• Dataset excerpts:
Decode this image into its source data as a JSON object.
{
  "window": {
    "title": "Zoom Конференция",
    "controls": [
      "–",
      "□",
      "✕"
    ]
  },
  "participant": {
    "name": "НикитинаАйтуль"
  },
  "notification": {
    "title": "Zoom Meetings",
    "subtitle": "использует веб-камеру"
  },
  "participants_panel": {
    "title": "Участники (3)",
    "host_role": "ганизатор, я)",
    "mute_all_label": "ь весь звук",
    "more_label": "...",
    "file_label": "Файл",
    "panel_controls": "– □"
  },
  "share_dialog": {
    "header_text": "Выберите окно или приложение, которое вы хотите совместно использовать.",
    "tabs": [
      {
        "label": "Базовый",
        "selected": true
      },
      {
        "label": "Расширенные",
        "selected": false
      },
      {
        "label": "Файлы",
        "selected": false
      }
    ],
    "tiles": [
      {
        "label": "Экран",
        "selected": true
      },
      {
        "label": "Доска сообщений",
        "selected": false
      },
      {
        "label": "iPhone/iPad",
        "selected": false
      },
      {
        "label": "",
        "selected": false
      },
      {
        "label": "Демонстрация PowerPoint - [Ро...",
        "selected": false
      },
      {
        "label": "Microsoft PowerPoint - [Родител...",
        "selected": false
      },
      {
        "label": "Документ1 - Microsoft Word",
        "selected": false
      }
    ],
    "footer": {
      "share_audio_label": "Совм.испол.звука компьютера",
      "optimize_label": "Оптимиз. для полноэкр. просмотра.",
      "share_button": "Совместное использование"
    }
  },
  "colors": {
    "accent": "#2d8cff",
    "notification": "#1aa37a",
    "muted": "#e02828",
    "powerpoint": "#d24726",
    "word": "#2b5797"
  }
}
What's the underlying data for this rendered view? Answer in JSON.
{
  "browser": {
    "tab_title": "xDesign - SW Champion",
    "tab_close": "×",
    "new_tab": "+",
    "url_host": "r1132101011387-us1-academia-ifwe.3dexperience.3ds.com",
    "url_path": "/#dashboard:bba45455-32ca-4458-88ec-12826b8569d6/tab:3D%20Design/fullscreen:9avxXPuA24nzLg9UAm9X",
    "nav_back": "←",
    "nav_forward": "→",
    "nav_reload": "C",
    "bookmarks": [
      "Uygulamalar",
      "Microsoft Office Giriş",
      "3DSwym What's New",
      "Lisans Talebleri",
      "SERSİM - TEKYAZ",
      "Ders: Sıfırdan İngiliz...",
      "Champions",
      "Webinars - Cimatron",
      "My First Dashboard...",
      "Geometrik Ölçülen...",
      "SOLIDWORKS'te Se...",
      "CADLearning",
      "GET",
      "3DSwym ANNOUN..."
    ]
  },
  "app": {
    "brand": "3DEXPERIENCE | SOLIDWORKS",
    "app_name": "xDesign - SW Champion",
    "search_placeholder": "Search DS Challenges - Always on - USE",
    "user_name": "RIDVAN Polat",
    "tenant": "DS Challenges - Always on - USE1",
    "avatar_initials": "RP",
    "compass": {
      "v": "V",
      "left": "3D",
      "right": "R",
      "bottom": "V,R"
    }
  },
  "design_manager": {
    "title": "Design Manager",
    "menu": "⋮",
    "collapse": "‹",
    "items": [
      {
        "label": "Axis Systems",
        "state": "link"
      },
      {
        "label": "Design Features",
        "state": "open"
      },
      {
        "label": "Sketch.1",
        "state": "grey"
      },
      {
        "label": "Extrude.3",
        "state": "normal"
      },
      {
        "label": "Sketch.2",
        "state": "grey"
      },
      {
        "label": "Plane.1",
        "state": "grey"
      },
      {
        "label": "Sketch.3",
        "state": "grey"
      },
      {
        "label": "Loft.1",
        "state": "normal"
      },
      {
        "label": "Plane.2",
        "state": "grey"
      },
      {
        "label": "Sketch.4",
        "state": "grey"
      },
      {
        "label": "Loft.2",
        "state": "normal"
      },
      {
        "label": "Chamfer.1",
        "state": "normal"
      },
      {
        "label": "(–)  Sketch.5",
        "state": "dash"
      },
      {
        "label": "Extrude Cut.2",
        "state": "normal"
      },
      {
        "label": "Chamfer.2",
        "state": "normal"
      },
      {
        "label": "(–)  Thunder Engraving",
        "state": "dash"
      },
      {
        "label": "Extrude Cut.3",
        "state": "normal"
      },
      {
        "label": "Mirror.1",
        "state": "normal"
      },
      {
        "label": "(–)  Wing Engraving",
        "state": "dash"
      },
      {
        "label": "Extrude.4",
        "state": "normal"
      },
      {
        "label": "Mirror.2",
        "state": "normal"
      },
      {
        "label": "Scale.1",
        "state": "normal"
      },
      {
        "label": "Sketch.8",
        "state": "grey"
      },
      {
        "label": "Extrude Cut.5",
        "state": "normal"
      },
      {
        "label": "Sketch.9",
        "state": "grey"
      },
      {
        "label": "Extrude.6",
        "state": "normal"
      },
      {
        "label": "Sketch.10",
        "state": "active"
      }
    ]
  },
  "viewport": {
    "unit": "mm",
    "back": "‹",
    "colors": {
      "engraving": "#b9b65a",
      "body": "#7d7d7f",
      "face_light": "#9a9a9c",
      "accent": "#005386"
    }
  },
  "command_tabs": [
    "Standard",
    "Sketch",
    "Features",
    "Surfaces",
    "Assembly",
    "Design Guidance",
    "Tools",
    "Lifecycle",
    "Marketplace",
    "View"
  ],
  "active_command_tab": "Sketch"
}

• REQUIREMENTS: From the records given above, copy all lines containing "Challenges".

• TASK OUTPUT:
    "search_placeholder": "Search DS Challenges - Always on - USE",
    "tenant": "DS Challenges - Always on - USE1",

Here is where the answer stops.